▶ **Exercise instructions**
Would you set down every entry shown below, precisely as written?

Extracted records
------------------------------------------------------------------------
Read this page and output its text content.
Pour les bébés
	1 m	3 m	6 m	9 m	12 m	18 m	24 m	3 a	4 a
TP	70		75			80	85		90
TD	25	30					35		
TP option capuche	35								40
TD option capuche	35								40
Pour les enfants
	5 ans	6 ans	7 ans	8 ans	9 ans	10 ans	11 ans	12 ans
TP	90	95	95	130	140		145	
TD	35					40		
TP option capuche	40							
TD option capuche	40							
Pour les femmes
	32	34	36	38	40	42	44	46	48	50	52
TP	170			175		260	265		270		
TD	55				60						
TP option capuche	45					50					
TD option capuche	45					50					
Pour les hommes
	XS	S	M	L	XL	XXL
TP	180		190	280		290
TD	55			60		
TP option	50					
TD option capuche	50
------------------------------------------------------------------------
▶ **Response to this task**
Read this page and output its text content.
Pour les bébés
	1 m	3 m	6 m	9 m	12 m	18 m	24 m	3 a	4 a
TP	70		75			80	85		90
TD	25	30					35		
TP option capuche	35								40
TD option capuche	35								40
Pour les enfants
	5 ans	6 ans	7 ans	8 ans	9 ans	10 ans	11 ans	12 ans
TP	90	95	95	130	140		145	
TD	35					40		
TP option capuche	40							
TD option capuche	40							
Pour les femmes
	32	34	36	38	40	42	44	46	48	50	52
TP	170			175		260	265		270		
TD	55				60						
TP option capuche	45					50					
TD option capuche	45					50					
Pour les hommes
	XS	S	M	L	XL	XXL
TP	180		190	280		290
TD	55			60		
TP option	50					
TD option capuche	50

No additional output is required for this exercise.